__Task statement__. Scan the records for the string "ContactName"; copy each line where it occurs.

(Stored data)

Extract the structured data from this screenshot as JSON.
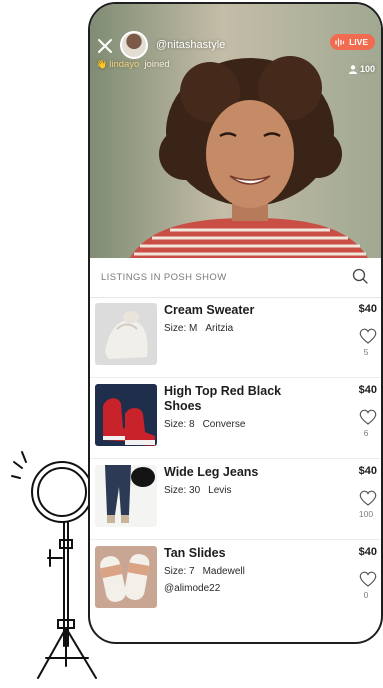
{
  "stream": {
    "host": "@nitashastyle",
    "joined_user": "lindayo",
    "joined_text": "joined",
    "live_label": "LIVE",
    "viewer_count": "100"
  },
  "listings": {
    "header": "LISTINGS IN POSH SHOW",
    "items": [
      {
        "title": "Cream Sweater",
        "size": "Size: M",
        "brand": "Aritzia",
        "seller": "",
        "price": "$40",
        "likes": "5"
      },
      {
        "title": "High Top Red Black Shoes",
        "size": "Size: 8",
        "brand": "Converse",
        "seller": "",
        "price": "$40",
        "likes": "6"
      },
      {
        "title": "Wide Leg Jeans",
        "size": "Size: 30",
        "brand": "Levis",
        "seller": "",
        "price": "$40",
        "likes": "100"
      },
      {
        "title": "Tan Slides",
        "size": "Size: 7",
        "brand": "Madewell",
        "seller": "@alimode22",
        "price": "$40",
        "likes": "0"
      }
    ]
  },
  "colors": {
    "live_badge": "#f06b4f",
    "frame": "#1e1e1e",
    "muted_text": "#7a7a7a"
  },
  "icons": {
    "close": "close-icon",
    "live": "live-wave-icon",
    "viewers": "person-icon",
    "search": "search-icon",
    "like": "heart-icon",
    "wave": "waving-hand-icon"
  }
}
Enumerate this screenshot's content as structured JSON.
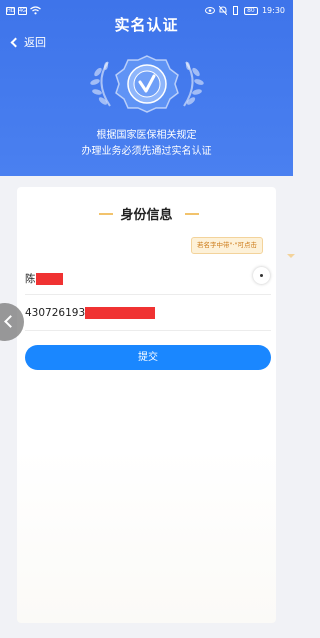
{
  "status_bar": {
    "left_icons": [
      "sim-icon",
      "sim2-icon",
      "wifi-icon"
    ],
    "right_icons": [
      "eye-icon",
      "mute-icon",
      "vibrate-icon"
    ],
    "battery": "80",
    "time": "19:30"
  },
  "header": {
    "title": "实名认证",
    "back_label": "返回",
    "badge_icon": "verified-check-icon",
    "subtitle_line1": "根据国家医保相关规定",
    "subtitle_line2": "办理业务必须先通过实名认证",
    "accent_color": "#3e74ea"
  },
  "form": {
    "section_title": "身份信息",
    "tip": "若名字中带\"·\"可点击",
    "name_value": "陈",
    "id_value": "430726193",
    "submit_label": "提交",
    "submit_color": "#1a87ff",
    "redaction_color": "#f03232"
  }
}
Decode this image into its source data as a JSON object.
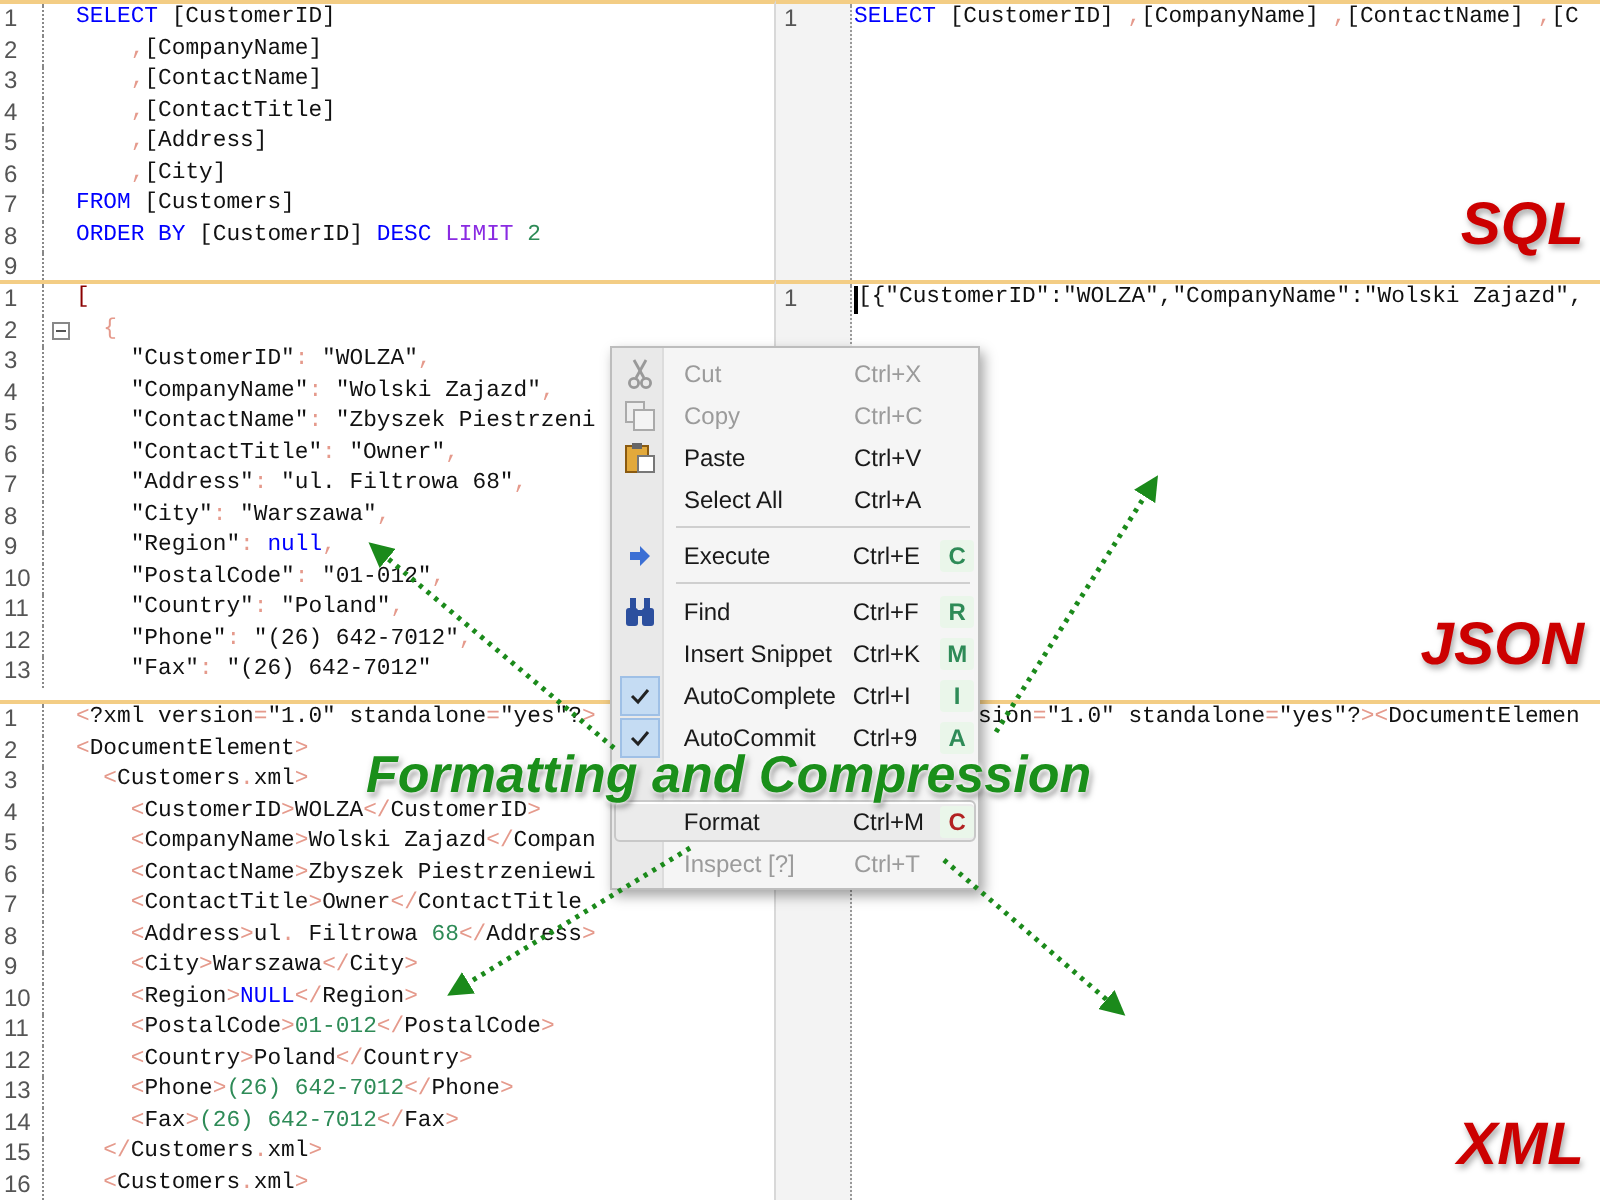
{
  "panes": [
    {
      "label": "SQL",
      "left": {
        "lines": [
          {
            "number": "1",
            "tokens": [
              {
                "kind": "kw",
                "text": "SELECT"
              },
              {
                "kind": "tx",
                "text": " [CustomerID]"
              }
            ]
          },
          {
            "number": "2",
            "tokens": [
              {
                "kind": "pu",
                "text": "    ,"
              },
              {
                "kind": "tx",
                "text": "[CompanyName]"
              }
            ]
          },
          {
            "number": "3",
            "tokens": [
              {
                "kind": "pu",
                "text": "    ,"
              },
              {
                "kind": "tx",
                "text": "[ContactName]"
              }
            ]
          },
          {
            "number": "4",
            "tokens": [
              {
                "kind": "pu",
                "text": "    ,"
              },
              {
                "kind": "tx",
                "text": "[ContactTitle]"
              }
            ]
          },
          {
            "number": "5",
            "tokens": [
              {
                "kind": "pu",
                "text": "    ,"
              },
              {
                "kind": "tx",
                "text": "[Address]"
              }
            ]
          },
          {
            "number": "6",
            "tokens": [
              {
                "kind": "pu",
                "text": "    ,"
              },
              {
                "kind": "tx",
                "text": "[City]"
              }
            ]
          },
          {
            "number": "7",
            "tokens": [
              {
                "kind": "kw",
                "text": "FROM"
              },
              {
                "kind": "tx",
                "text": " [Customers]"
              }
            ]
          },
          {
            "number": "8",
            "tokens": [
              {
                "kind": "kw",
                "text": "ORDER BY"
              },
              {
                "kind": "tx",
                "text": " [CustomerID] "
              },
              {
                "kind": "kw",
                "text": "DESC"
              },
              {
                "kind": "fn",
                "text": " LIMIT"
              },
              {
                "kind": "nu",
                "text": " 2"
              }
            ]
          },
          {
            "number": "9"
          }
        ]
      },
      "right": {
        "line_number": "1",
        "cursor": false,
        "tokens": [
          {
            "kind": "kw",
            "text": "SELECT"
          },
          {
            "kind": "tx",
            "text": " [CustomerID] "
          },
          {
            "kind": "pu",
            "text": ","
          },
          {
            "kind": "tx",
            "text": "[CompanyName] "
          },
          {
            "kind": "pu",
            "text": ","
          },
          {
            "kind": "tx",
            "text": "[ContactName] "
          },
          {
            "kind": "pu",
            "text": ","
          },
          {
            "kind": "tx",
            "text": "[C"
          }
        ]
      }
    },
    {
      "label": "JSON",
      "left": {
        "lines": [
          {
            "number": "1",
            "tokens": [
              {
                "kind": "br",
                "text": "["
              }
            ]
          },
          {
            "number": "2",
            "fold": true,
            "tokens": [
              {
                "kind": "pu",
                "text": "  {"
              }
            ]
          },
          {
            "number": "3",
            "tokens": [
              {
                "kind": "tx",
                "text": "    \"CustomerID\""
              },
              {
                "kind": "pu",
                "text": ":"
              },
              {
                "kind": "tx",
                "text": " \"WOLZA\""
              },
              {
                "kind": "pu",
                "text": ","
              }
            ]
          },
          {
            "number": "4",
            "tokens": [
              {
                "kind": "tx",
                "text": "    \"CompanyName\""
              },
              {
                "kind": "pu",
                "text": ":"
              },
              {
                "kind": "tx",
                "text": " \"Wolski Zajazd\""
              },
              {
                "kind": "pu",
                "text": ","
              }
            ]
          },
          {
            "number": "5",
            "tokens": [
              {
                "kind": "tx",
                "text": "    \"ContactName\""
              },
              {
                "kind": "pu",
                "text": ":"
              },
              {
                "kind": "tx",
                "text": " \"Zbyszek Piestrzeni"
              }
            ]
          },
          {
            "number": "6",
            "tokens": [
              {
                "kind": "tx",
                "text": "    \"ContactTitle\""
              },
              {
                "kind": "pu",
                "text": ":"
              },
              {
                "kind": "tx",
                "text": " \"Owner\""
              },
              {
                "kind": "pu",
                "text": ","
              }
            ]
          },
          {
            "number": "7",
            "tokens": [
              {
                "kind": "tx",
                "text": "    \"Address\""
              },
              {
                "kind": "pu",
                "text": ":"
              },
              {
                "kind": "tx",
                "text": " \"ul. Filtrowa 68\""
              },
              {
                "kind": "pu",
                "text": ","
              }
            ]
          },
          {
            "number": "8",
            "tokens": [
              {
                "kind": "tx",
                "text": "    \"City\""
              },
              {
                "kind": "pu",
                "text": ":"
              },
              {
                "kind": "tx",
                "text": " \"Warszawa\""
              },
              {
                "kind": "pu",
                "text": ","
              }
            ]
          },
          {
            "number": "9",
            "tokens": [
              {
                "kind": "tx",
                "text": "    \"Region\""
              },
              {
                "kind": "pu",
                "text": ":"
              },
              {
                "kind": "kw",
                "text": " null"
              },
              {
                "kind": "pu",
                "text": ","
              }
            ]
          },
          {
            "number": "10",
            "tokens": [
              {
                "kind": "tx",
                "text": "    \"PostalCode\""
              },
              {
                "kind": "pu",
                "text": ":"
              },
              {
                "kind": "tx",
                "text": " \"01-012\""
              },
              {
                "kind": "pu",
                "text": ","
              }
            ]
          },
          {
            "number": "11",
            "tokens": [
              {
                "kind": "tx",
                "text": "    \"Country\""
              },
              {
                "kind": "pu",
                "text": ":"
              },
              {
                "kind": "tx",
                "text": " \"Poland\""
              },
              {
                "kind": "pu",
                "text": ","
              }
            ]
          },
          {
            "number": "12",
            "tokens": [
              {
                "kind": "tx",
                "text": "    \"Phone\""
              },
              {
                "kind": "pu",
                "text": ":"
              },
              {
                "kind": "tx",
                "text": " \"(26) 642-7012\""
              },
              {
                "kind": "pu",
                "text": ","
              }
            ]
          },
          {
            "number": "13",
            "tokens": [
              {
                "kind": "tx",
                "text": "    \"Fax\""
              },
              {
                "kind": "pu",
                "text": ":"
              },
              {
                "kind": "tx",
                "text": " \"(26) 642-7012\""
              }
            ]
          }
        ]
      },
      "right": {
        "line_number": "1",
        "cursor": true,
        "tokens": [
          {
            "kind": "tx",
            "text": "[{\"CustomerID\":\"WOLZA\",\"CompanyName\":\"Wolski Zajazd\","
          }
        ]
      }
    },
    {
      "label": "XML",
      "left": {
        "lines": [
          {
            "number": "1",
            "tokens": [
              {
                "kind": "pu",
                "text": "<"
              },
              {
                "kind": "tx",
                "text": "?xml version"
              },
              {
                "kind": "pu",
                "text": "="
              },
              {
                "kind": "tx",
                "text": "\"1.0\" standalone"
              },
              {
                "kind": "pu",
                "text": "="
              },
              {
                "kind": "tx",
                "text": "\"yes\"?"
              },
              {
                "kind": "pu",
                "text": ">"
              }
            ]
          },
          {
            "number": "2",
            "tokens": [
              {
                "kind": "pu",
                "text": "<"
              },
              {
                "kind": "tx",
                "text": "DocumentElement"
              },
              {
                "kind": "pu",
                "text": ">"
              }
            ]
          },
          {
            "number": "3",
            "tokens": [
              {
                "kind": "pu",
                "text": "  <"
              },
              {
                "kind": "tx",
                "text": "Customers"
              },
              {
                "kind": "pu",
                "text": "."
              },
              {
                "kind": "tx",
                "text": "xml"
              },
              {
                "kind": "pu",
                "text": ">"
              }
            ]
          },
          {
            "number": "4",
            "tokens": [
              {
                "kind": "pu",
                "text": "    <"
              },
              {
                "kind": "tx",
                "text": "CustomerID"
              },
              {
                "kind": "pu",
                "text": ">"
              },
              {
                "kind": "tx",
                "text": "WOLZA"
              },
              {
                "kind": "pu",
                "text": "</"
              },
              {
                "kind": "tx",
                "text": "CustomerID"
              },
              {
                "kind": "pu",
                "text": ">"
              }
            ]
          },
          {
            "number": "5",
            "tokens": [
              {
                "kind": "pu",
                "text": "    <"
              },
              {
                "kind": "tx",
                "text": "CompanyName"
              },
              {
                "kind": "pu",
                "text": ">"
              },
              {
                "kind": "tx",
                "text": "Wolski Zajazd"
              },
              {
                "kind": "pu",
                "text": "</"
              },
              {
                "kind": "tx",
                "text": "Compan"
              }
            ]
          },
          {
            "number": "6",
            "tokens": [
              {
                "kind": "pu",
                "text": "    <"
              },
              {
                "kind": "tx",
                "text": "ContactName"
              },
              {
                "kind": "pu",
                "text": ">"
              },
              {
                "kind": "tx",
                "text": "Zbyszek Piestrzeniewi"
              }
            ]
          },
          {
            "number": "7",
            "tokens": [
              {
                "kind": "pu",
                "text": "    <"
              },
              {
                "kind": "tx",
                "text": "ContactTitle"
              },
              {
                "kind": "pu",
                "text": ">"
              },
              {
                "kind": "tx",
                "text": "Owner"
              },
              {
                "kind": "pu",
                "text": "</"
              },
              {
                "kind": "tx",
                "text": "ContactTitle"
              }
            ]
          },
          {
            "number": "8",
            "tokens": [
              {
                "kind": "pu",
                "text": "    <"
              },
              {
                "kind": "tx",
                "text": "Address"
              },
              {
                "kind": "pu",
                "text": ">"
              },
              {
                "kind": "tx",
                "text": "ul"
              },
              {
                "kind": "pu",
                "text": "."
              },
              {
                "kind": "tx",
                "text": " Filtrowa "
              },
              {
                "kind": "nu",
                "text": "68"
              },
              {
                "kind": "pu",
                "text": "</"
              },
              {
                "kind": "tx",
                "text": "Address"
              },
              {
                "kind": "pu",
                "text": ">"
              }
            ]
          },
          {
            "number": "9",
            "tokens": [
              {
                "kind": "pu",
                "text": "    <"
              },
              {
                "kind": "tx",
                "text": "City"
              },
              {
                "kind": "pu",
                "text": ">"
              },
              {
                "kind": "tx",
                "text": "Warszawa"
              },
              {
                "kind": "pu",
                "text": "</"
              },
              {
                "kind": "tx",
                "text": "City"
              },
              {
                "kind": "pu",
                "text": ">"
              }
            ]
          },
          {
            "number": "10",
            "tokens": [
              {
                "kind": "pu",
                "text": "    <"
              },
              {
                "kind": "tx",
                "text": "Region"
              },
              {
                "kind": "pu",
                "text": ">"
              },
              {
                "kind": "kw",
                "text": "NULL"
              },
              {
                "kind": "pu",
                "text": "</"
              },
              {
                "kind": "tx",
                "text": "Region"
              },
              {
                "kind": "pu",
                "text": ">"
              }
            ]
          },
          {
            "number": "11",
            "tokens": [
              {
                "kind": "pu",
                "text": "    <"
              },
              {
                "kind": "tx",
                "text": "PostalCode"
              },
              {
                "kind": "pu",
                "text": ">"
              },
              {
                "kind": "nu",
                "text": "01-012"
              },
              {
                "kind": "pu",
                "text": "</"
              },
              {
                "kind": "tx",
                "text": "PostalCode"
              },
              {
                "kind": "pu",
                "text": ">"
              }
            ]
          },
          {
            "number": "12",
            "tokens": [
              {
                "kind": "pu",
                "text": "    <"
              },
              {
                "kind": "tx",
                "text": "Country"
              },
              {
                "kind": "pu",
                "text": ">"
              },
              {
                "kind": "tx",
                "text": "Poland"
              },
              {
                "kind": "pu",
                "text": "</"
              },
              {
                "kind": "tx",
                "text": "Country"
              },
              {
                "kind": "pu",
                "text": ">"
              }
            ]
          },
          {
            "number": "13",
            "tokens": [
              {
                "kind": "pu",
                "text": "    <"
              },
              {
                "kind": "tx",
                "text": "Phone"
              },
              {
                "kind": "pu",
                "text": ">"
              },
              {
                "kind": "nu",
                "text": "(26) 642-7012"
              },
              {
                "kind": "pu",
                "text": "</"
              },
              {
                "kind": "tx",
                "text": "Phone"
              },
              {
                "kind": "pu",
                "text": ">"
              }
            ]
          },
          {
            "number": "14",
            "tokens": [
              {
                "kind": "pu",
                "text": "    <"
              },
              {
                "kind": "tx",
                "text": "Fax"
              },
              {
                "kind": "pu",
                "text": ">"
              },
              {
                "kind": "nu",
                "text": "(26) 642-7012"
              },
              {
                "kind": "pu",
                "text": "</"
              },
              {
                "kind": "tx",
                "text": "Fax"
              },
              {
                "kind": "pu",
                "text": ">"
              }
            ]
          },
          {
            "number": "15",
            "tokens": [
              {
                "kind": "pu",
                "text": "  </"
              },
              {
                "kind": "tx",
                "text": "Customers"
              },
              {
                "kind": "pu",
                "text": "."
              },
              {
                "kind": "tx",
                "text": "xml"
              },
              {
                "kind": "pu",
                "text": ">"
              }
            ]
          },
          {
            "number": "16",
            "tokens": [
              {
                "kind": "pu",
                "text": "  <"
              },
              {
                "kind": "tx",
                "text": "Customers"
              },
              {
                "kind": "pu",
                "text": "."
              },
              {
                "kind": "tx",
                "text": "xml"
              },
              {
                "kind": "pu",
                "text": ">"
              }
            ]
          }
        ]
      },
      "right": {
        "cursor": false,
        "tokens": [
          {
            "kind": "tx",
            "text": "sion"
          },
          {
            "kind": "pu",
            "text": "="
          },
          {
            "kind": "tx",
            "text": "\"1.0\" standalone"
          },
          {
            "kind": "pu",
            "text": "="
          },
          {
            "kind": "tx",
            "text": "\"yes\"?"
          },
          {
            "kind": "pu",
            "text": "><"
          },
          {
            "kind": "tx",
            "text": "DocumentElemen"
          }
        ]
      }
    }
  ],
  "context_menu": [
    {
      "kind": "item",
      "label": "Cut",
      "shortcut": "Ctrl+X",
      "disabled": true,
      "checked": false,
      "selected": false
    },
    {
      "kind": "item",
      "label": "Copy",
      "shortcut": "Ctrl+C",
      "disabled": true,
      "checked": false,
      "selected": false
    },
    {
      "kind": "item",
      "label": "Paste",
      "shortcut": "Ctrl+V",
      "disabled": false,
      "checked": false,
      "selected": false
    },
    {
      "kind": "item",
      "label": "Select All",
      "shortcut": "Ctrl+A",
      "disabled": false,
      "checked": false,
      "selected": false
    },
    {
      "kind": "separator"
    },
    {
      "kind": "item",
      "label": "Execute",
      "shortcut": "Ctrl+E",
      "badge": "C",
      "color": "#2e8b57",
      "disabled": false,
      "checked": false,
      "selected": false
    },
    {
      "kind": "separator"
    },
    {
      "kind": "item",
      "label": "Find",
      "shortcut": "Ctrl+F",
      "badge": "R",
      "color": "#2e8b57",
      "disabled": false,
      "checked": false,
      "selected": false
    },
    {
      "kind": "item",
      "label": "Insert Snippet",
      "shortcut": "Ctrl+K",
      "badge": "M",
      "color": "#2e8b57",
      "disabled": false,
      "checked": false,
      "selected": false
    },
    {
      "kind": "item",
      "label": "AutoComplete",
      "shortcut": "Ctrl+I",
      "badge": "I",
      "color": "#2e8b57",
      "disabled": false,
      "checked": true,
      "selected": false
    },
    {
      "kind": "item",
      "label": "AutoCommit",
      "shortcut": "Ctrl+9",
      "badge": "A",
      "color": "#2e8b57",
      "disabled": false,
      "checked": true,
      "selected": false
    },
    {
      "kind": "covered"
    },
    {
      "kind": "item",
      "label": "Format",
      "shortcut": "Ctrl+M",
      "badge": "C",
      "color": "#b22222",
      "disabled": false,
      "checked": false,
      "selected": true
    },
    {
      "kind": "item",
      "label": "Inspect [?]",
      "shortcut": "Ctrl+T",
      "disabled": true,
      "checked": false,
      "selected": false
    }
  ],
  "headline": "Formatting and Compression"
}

__Completed task__.
                "text": "[ContactName]"
            "text": "[ContactName] "
                "text": "    \"ContactName\""
                "text": "ContactName"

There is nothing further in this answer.